# Prompt
Transcribe every entry word for word, leaving out all images.

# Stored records

----------------------------------------

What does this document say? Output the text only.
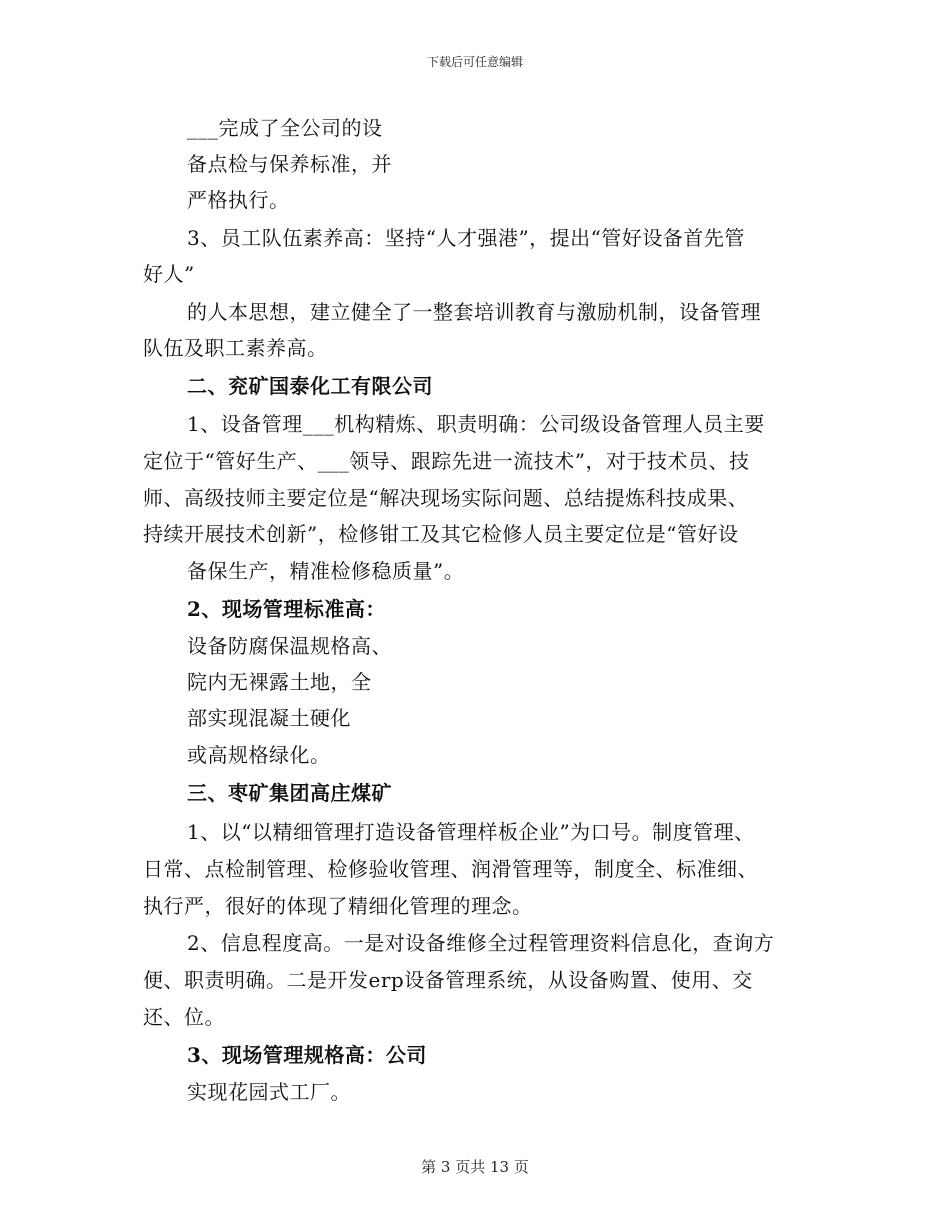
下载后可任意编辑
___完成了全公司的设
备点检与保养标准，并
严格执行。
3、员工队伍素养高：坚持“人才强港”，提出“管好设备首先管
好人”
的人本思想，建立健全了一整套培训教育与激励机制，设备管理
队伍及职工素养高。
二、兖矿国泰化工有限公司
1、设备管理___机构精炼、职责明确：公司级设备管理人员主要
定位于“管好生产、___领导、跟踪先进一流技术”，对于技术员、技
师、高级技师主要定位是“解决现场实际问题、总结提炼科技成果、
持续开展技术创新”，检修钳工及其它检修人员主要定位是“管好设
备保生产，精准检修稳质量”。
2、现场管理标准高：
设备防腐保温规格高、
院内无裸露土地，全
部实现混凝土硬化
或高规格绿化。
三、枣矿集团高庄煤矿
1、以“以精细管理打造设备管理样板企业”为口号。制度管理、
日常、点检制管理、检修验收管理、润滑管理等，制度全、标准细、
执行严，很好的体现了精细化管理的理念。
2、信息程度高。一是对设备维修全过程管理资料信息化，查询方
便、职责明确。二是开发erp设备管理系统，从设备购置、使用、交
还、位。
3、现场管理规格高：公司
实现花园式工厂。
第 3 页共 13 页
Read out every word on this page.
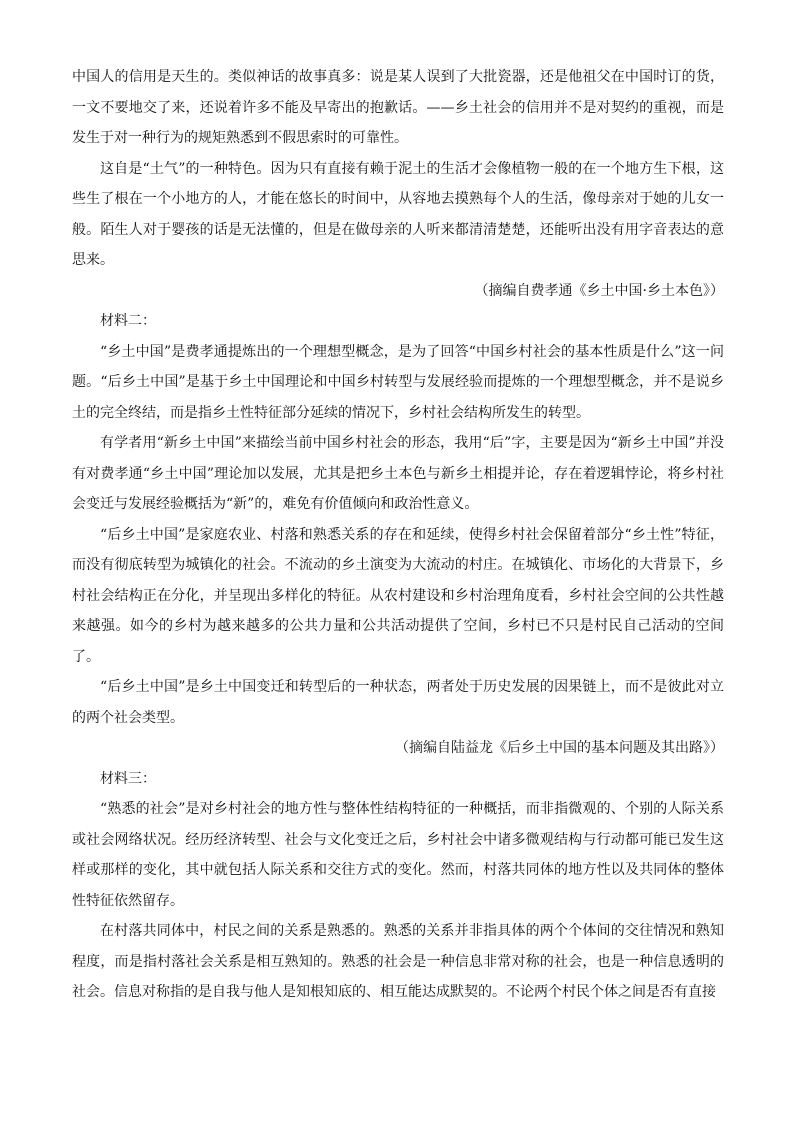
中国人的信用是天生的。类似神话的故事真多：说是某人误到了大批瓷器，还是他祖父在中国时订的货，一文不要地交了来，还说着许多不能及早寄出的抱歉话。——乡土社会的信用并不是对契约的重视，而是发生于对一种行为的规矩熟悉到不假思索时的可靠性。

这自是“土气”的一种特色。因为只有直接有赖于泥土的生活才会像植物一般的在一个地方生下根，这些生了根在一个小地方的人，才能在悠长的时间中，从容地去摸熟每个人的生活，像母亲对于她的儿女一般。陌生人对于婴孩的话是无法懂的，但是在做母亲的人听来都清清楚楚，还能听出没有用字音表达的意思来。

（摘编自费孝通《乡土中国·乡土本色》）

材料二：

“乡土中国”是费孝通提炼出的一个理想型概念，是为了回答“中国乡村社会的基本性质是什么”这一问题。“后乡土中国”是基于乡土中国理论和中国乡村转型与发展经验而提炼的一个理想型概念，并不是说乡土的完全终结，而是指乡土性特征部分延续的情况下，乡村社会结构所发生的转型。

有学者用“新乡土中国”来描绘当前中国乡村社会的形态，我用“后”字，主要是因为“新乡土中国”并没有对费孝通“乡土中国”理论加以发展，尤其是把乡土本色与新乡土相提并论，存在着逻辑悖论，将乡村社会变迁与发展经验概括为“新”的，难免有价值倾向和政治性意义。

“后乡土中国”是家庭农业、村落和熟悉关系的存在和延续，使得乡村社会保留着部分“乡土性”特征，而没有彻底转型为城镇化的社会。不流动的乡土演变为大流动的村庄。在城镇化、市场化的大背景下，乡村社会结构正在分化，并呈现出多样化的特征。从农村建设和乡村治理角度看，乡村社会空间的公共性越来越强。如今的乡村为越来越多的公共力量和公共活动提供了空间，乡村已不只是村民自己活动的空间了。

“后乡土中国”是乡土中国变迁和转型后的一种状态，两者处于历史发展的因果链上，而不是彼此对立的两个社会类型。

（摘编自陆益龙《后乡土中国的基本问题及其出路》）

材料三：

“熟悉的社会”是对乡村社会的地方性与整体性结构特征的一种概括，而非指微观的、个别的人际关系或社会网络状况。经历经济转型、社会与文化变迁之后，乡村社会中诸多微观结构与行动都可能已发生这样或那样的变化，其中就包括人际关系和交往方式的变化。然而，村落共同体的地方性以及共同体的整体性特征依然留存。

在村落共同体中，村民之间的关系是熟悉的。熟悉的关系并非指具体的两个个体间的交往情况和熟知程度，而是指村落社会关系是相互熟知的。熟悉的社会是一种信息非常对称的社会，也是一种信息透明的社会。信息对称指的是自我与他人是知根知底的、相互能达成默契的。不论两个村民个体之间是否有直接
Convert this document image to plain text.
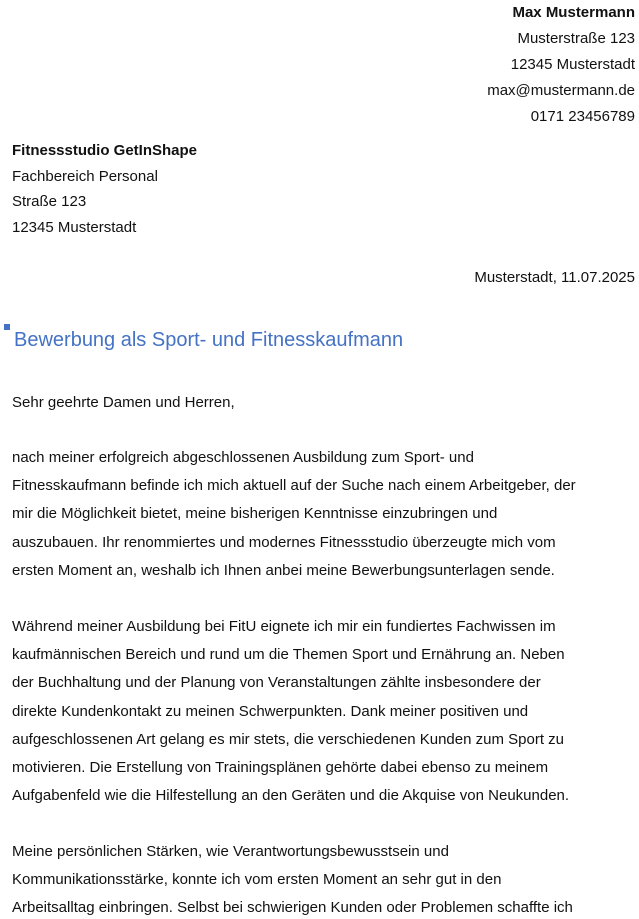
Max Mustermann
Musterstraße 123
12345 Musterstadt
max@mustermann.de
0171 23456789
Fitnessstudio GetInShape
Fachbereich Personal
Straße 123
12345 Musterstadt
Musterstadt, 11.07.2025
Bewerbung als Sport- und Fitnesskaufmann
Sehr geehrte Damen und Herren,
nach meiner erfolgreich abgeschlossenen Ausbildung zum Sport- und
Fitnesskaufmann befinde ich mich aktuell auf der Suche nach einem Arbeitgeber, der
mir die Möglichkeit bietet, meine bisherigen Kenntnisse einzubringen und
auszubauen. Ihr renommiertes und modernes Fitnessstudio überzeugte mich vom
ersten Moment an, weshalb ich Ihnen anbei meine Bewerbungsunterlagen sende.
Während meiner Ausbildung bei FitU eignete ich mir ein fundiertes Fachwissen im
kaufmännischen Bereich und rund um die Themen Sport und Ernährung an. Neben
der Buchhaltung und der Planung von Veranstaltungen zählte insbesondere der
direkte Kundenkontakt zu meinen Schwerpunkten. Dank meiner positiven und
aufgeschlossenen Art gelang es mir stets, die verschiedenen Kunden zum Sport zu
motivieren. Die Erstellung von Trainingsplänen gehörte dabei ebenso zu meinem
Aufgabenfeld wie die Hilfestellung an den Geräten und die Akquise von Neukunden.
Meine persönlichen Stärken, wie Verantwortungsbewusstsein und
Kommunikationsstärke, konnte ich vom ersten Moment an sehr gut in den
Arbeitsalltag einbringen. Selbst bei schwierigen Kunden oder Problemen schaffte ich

----------------------------------------

# Answer
What does this document say? Output the text only.
下载后可任意编辑
___完成了全公司的设
备点检与保养标准，并
严格执行。
3、员工队伍素养高：坚持“人才强港”，提出“管好设备首先管
好人”
的人本思想，建立健全了一整套培训教育与激励机制，设备管理
队伍及职工素养高。
二、兖矿国泰化工有限公司
1、设备管理___机构精炼、职责明确：公司级设备管理人员主要
定位于“管好生产、___领导、跟踪先进一流技术”，对于技术员、技
师、高级技师主要定位是“解决现场实际问题、总结提炼科技成果、
持续开展技术创新”，检修钳工及其它检修人员主要定位是“管好设
备保生产，精准检修稳质量”。
2、现场管理标准高：
设备防腐保温规格高、
院内无裸露土地，全
部实现混凝土硬化
或高规格绿化。
三、枣矿集团高庄煤矿
1、以“以精细管理打造设备管理样板企业”为口号。制度管理、
日常、点检制管理、检修验收管理、润滑管理等，制度全、标准细、
执行严，很好的体现了精细化管理的理念。
2、信息程度高。一是对设备维修全过程管理资料信息化，查询方
便、职责明确。二是开发erp设备管理系统，从设备购置、使用、交
还、位。
3、现场管理规格高：公司
实现花园式工厂。
第 3 页共 13 页
Read out every word on this page.
中国人的信用是天生的。类似神话的故事真多：说是某人误到了大批瓷器，还是他祖父在中国时订的货，一文不要地交了来，还说着许多不能及早寄出的抱歉话。——乡土社会的信用并不是对契约的重视，而是发生于对一种行为的规矩熟悉到不假思索时的可靠性。

这自是“土气”的一种特色。因为只有直接有赖于泥土的生活才会像植物一般的在一个地方生下根，这些生了根在一个小地方的人，才能在悠长的时间中，从容地去摸熟每个人的生活，像母亲对于她的儿女一般。陌生人对于婴孩的话是无法懂的，但是在做母亲的人听来都清清楚楚，还能听出没有用字音表达的意思来。

（摘编自费孝通《乡土中国·乡土本色》）

材料二：

“乡土中国”是费孝通提炼出的一个理想型概念，是为了回答“中国乡村社会的基本性质是什么”这一问题。“后乡土中国”是基于乡土中国理论和中国乡村转型与发展经验而提炼的一个理想型概念，并不是说乡土的完全终结，而是指乡土性特征部分延续的情况下，乡村社会结构所发生的转型。

有学者用“新乡土中国”来描绘当前中国乡村社会的形态，我用“后”字，主要是因为“新乡土中国”并没有对费孝通“乡土中国”理论加以发展，尤其是把乡土本色与新乡土相提并论，存在着逻辑悖论，将乡村社会变迁与发展经验概括为“新”的，难免有价值倾向和政治性意义。

“后乡土中国”是家庭农业、村落和熟悉关系的存在和延续，使得乡村社会保留着部分“乡土性”特征，而没有彻底转型为城镇化的社会。不流动的乡土演变为大流动的村庄。在城镇化、市场化的大背景下，乡村社会结构正在分化，并呈现出多样化的特征。从农村建设和乡村治理角度看，乡村社会空间的公共性越来越强。如今的乡村为越来越多的公共力量和公共活动提供了空间，乡村已不只是村民自己活动的空间了。

“后乡土中国”是乡土中国变迁和转型后的一种状态，两者处于历史发展的因果链上，而不是彼此对立的两个社会类型。

（摘编自陆益龙《后乡土中国的基本问题及其出路》）

材料三：

“熟悉的社会”是对乡村社会的地方性与整体性结构特征的一种概括，而非指微观的、个别的人际关系或社会网络状况。经历经济转型、社会与文化变迁之后，乡村社会中诸多微观结构与行动都可能已发生这样或那样的变化，其中就包括人际关系和交往方式的变化。然而，村落共同体的地方性以及共同体的整体性特征依然留存。

在村落共同体中，村民之间的关系是熟悉的。熟悉的关系并非指具体的两个个体间的交往情况和熟知程度，而是指村落社会关系是相互熟知的。熟悉的社会是一种信息非常对称的社会，也是一种信息透明的社会。信息对称指的是自我与他人是知根知底的、相互能达成默契的。不论两个村民个体之间是否有直接
Convert this document image to plain text.
Max Mustermann
Musterstraße 123
12345 Musterstadt
max@mustermann.de
0171 23456789
Fitnessstudio GetInShape
Fachbereich Personal
Straße 123
12345 Musterstadt
Musterstadt, 11.07.2025
Bewerbung als Sport- und Fitnesskaufmann
Sehr geehrte Damen und Herren,
nach meiner erfolgreich abgeschlossenen Ausbildung zum Sport- und
Fitnesskaufmann befinde ich mich aktuell auf der Suche nach einem Arbeitgeber, der
mir die Möglichkeit bietet, meine bisherigen Kenntnisse einzubringen und
auszubauen. Ihr renommiertes und modernes Fitnessstudio überzeugte mich vom
ersten Moment an, weshalb ich Ihnen anbei meine Bewerbungsunterlagen sende.
Während meiner Ausbildung bei FitU eignete ich mir ein fundiertes Fachwissen im
kaufmännischen Bereich und rund um die Themen Sport und Ernährung an. Neben
der Buchhaltung und der Planung von Veranstaltungen zählte insbesondere der
direkte Kundenkontakt zu meinen Schwerpunkten. Dank meiner positiven und
aufgeschlossenen Art gelang es mir stets, die verschiedenen Kunden zum Sport zu
motivieren. Die Erstellung von Trainingsplänen gehörte dabei ebenso zu meinem
Aufgabenfeld wie die Hilfestellung an den Geräten und die Akquise von Neukunden.
Meine persönlichen Stärken, wie Verantwortungsbewusstsein und
Kommunikationsstärke, konnte ich vom ersten Moment an sehr gut in den
Arbeitsalltag einbringen. Selbst bei schwierigen Kunden oder Problemen schaffte ich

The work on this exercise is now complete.